◆ Exercise objective
Repeat the records word for word, excluding any picture.

◆ Dataset
------------------------------
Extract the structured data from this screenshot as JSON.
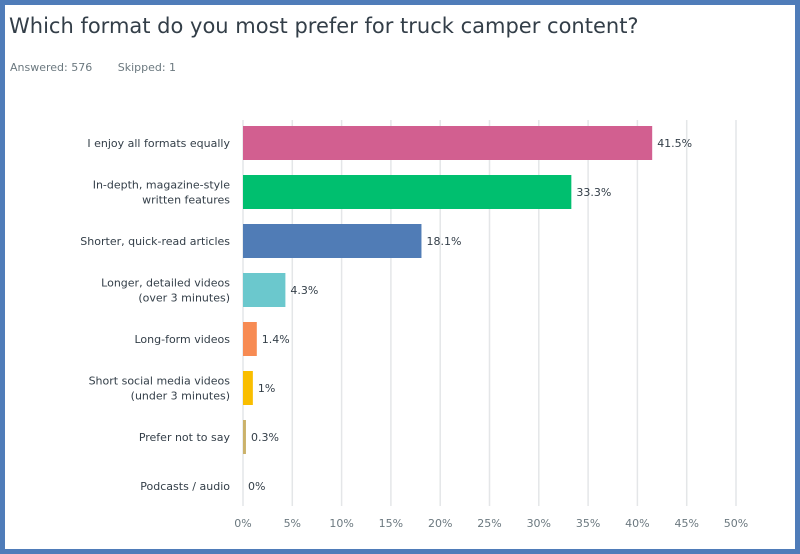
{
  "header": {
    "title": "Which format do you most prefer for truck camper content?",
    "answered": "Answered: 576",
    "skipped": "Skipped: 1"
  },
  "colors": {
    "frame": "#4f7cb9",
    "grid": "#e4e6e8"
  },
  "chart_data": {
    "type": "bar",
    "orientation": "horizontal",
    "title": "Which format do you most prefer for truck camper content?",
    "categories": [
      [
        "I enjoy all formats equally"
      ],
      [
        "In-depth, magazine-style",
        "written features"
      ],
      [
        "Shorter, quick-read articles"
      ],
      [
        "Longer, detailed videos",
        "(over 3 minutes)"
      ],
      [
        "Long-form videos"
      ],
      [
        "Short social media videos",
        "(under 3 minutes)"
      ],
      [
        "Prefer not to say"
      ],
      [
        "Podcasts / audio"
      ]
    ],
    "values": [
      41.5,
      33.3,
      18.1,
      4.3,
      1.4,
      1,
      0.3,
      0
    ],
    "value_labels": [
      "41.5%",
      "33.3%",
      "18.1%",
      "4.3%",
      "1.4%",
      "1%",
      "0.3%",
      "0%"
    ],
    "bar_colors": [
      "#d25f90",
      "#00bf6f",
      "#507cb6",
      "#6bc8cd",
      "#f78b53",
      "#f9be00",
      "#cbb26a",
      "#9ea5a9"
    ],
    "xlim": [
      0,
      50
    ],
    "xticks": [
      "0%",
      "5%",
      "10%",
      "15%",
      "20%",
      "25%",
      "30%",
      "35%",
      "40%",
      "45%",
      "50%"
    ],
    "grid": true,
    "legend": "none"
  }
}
------------------------------
◆ Right answer
Extract the structured data from this screenshot as JSON.
{
  "header": {
    "title": "Which format do you most prefer for truck camper content?",
    "answered": "Answered: 576",
    "skipped": "Skipped: 1"
  },
  "colors": {
    "frame": "#4f7cb9",
    "grid": "#e4e6e8"
  },
  "chart_data": {
    "type": "bar",
    "orientation": "horizontal",
    "title": "Which format do you most prefer for truck camper content?",
    "categories": [
      [
        "I enjoy all formats equally"
      ],
      [
        "In-depth, magazine-style",
        "written features"
      ],
      [
        "Shorter, quick-read articles"
      ],
      [
        "Longer, detailed videos",
        "(over 3 minutes)"
      ],
      [
        "Long-form videos"
      ],
      [
        "Short social media videos",
        "(under 3 minutes)"
      ],
      [
        "Prefer not to say"
      ],
      [
        "Podcasts / audio"
      ]
    ],
    "values": [
      41.5,
      33.3,
      18.1,
      4.3,
      1.4,
      1,
      0.3,
      0
    ],
    "value_labels": [
      "41.5%",
      "33.3%",
      "18.1%",
      "4.3%",
      "1.4%",
      "1%",
      "0.3%",
      "0%"
    ],
    "bar_colors": [
      "#d25f90",
      "#00bf6f",
      "#507cb6",
      "#6bc8cd",
      "#f78b53",
      "#f9be00",
      "#cbb26a",
      "#9ea5a9"
    ],
    "xlim": [
      0,
      50
    ],
    "xticks": [
      "0%",
      "5%",
      "10%",
      "15%",
      "20%",
      "25%",
      "30%",
      "35%",
      "40%",
      "45%",
      "50%"
    ],
    "grid": true,
    "legend": "none"
  }
}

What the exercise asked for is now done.